Goal
Tell how many lines in the data below hold the string "chiens"; give nothing but the number.

# Start of Records for processing

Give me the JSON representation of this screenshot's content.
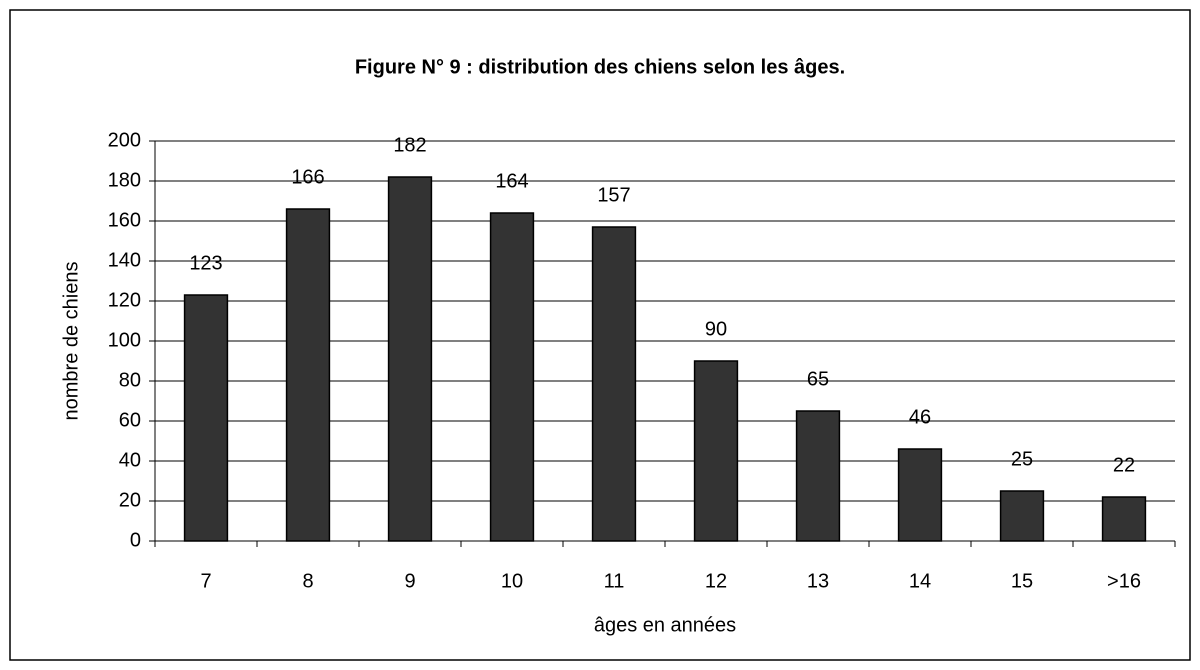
{
  "chart_data": {
    "type": "bar",
    "title": "Figure N° 9 : distribution des chiens selon les âges.",
    "x_label": "âges en années",
    "y_label": "nombre de chiens",
    "categories": [
      "7",
      "8",
      "9",
      "10",
      "11",
      "12",
      "13",
      "14",
      "15",
      ">16"
    ],
    "values": [
      123,
      166,
      182,
      164,
      157,
      90,
      65,
      46,
      25,
      22
    ],
    "color": "#333333",
    "ylim": [
      0,
      200
    ],
    "yticks": [
      0,
      20,
      40,
      60,
      80,
      100,
      120,
      140,
      160,
      180,
      200
    ],
    "grid": true
  }
}
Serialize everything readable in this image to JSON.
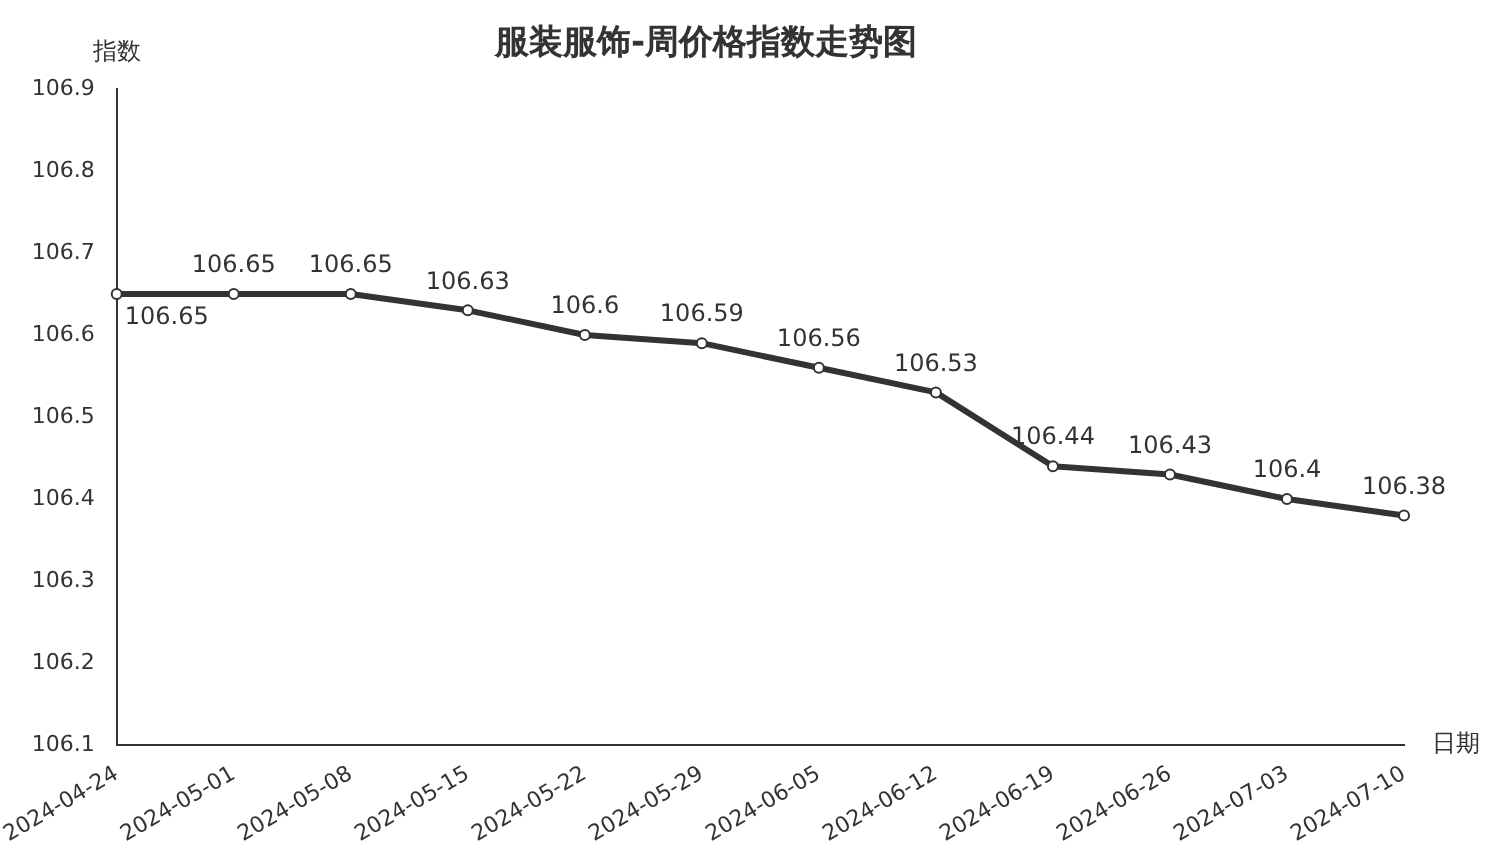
{
  "chart_data": {
    "type": "line",
    "title": "服装服饰-周价格指数走势图",
    "xlabel": "日期",
    "ylabel": "指数",
    "categories": [
      "2024-04-24",
      "2024-05-01",
      "2024-05-08",
      "2024-05-15",
      "2024-05-22",
      "2024-05-29",
      "2024-06-05",
      "2024-06-12",
      "2024-06-19",
      "2024-06-26",
      "2024-07-03",
      "2024-07-10"
    ],
    "series": [
      {
        "color": "#333333",
        "values": [
          106.65,
          106.65,
          106.65,
          106.63,
          106.6,
          106.59,
          106.56,
          106.53,
          106.44,
          106.43,
          106.4,
          106.38
        ]
      }
    ],
    "ylim": [
      106.1,
      106.9
    ],
    "yticks": [
      106.1,
      106.2,
      106.3,
      106.4,
      106.5,
      106.6,
      106.7,
      106.8,
      106.9
    ],
    "data_labels": true,
    "grid": false,
    "legend": false,
    "marker": "circle",
    "line_style": "solid"
  }
}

# End of Records for processing

Answer below
2